Selected excerpt:
=======
Many performers have returned to cities to attend in-person stand-up gigs and improv groups just as employers are calling parents back to the office.
To comedians, lucrative childcare gigs are more attractive than restaurant work, which can be an inflexible grind, and conveniently require no certification beyond child cardiopulmonary resuscitation and first aid training. The hours also fit nicely with their nocturnal regular jobs.
“Comedy is mostly a nighttime project, and babysitting pays more than minimum wage,” said Jessica Delfino, comedian and author of Dumb Jokes For Smart Folks, who nannied for a decade while performing in the evenings, and now hires comedian-sitters for her two children.
“Kids are inherently hilarious. They provide a different perspective, which is always good for comedic material.”
Beyond the convenient pay and scheduling, parents and comedians alike say that the skills of cracking jokes onstage and minding kids are highly transferable.
“Working with children is all an improv skit – the whole thing,” said Ms Kristina Wilson, founder of Sitters Studio, a nanny service that mostly employs performers in New York and Chicago.
Nika Mabson leans on the improv skill known as Yes, and!, which is accepting fellow performers’ scenarios and building on them.
PHOTO: NIKA H. MABSON/INSTAGRAM
“People forget that entertainment is a very orderly profession. When the show goes up, it goes up. Kids need that structure too but, inside that moment, we allow ourselves to be present and let loose, and that ability is so specific to the performing arts.”
Parents concur, thrilled to find educated, intelligent, personable caretakers interested in gig work.
“We live on the Upper East Side, where life is so scheduled and full of helicopter parenting, and Michael just comes in without a plan and vibes off their mood, often in open-ended play that’s creative. They’re always entertained,” said Ms Lillie Howard of improv comic and actor Michael Delisle, who she employs for her nine- and 12-year-old boys after school.
“My friends say, ‘Where did you find this guy? He’s great.’”
Her younger son is now fond of performing, to which she credits Delisle.
Los Angeles comedian Nika Mabson, 30, leans on the improv skill known as Yes, and!, which is accepting fellow performers’ scenarios and building on them.
=======
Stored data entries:
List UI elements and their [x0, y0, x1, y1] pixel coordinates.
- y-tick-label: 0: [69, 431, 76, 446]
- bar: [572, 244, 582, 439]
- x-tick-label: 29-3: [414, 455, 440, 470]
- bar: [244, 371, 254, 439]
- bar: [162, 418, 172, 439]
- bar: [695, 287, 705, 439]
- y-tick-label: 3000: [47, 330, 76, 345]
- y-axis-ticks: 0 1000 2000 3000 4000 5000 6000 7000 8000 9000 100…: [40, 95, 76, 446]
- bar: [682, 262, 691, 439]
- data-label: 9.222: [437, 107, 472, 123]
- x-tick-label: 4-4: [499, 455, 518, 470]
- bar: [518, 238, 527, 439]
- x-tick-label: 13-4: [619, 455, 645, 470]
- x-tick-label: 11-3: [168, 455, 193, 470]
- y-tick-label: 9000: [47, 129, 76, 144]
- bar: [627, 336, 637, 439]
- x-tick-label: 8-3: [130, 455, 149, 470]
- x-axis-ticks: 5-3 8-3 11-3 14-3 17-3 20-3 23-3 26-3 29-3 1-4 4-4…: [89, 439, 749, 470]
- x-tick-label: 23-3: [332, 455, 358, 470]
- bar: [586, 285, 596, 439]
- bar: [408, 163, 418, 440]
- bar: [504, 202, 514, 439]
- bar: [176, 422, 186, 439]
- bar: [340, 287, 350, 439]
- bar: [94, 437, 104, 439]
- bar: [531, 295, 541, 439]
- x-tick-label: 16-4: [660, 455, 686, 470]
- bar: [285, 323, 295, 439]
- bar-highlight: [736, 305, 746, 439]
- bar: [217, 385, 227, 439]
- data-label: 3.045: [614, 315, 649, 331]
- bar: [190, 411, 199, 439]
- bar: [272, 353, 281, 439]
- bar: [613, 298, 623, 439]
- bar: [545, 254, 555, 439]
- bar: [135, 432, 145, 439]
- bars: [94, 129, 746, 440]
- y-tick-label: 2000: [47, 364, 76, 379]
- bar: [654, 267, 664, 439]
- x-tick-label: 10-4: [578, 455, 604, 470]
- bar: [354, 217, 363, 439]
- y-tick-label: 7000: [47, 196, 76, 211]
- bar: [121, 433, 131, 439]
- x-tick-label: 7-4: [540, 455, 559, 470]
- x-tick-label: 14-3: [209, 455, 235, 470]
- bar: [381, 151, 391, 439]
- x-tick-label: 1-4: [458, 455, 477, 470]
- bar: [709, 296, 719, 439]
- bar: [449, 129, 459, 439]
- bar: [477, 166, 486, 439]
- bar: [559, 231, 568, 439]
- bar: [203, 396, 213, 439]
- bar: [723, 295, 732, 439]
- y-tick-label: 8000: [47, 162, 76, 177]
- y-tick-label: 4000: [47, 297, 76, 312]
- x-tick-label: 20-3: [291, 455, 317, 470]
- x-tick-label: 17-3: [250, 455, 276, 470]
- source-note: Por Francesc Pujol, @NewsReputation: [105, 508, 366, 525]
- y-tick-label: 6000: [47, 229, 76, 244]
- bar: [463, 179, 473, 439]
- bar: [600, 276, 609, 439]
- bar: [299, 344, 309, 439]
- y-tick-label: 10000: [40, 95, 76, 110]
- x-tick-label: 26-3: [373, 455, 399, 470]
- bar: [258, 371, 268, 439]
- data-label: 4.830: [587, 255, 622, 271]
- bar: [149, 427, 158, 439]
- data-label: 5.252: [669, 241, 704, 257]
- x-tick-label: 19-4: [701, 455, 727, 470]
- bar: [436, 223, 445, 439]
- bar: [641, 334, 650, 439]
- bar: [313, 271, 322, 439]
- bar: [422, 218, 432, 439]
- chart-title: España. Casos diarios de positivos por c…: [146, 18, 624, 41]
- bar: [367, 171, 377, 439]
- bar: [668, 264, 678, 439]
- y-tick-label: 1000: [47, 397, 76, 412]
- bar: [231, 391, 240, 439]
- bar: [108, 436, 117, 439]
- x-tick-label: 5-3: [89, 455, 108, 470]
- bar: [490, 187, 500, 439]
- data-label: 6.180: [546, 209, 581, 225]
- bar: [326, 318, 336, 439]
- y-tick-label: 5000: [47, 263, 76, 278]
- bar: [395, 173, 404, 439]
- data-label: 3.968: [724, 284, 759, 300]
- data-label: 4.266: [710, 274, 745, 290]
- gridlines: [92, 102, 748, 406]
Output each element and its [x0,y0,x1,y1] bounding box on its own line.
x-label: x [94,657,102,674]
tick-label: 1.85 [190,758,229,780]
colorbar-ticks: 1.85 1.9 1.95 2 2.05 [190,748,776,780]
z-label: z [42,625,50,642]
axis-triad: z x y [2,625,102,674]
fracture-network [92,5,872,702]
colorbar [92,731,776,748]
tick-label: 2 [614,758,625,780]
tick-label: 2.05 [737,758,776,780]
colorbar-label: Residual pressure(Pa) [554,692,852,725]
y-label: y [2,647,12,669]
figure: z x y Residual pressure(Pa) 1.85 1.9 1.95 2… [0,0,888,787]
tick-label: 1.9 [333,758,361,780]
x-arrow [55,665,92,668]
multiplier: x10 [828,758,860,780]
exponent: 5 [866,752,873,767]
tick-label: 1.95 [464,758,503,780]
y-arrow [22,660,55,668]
=======
Exercise A:
Name every person the article on comedians working as babysitters identifies by full name.
Exercise B:
Please carry the article on comedians working as babysitters forward from its final sentence.
The stored data entries play no part in this.

Expected answer A:
Jessica Delfino, Kristina Wilson, Nika Mabson, Lillie Howard, Michael Delisle

Expected answer B:
In childcare, this dovetails with redirection. “You want a doughnut? Okay, you know what else is good? A dance party! And then who cares about doughnuts?”
Mabson was a lifeline for Ms Tanya Paz, an architect in Los Angeles who hired her to mind her now-four-year-old daughter during the pandemic.
“Nika’s obviously funny, but she has this amazing skill set to create a story with bugs or rocks on a walk, and have a great adventure,” Ms Paz said. “I don’t want to say overqualified, but she reads a lot, she’s incredibly bright and she brings all of that to the people she’s around.”
Mabson, who is now busy with entertainment work, continues to nanny for Ms Paz a few times a month.
For Kayla Pulley, 33, a Chicago stand-up comedian, chatting with new charges overlaps with comedy crowd work, which means interacting with the audience.
When her performance is not resonating with the audience, it requires the same on-your-feet problem-solving as childcare. “If little Timmy doesn’t want to nap, I have to use different techniques, like okay, ‘Lets change the environment. What if we pretend we’re camping?’”
To make audition and film schedules work, some comedians share a group approach to childcare. When auditions arise, Facebook groups such as Chicagoland Childcare Connection and Binders Full of Comedy People facilitate swops.
Ms Perkins regularly sees performers join UrbanSitter with friends from the same performance schools and clubs.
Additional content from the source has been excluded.